─── RECORDS SHOWN ───

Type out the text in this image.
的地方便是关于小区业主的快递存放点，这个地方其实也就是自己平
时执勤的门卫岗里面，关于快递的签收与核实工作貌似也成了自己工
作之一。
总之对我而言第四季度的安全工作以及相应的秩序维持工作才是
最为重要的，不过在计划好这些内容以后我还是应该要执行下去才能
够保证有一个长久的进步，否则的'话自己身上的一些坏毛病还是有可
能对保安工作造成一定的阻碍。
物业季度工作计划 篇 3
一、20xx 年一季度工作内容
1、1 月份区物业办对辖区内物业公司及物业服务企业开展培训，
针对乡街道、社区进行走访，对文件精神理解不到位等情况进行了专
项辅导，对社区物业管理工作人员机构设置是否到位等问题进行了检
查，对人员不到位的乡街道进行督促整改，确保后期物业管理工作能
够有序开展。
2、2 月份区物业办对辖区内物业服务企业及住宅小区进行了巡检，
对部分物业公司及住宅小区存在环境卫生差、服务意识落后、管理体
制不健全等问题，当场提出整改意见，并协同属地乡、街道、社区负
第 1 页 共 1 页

───
─── RECORDS SHOWN ───

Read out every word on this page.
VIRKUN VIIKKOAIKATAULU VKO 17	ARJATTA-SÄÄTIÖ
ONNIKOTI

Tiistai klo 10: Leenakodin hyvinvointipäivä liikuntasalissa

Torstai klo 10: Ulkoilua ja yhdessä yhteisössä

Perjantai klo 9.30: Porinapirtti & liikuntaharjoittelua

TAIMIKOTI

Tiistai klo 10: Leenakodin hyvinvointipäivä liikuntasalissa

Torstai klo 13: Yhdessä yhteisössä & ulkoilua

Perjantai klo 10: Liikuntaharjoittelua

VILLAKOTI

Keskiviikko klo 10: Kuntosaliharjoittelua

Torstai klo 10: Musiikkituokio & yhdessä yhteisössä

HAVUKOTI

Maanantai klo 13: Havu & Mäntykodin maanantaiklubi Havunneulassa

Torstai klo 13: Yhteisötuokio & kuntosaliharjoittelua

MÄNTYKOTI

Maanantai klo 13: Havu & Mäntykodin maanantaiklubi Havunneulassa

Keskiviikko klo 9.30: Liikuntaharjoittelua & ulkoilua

───

» **REQUIREMENTS**:
Reply with one number: the count of lines in the entries that include the word "Keskiviikko".

» **TASK ANSWER**:
2